◆ **Exercise task**: Your answer is a single number: the count of lines that contain the string "their".

◆ **Available data**:

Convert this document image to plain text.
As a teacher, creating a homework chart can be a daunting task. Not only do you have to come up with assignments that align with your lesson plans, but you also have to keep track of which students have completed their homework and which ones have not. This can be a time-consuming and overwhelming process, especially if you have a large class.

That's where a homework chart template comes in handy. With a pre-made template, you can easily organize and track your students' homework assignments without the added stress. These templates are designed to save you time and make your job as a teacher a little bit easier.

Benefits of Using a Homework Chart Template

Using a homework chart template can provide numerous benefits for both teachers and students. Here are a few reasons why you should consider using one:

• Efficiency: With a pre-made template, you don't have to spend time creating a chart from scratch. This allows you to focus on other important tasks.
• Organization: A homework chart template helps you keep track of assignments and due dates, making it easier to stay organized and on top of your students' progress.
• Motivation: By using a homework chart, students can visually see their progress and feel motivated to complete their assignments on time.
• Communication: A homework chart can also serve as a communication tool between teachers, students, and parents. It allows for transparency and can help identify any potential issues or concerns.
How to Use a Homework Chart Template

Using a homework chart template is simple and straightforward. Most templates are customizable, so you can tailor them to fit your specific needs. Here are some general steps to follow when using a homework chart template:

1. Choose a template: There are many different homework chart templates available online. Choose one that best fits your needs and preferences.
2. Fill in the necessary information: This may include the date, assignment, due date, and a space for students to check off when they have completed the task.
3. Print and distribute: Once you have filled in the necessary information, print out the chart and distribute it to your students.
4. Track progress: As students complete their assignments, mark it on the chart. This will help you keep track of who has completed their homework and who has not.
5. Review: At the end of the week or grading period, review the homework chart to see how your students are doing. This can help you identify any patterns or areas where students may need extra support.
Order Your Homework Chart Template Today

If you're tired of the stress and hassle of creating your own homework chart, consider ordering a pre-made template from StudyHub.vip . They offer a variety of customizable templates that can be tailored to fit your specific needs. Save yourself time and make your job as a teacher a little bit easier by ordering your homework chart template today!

◆ **The result**: 3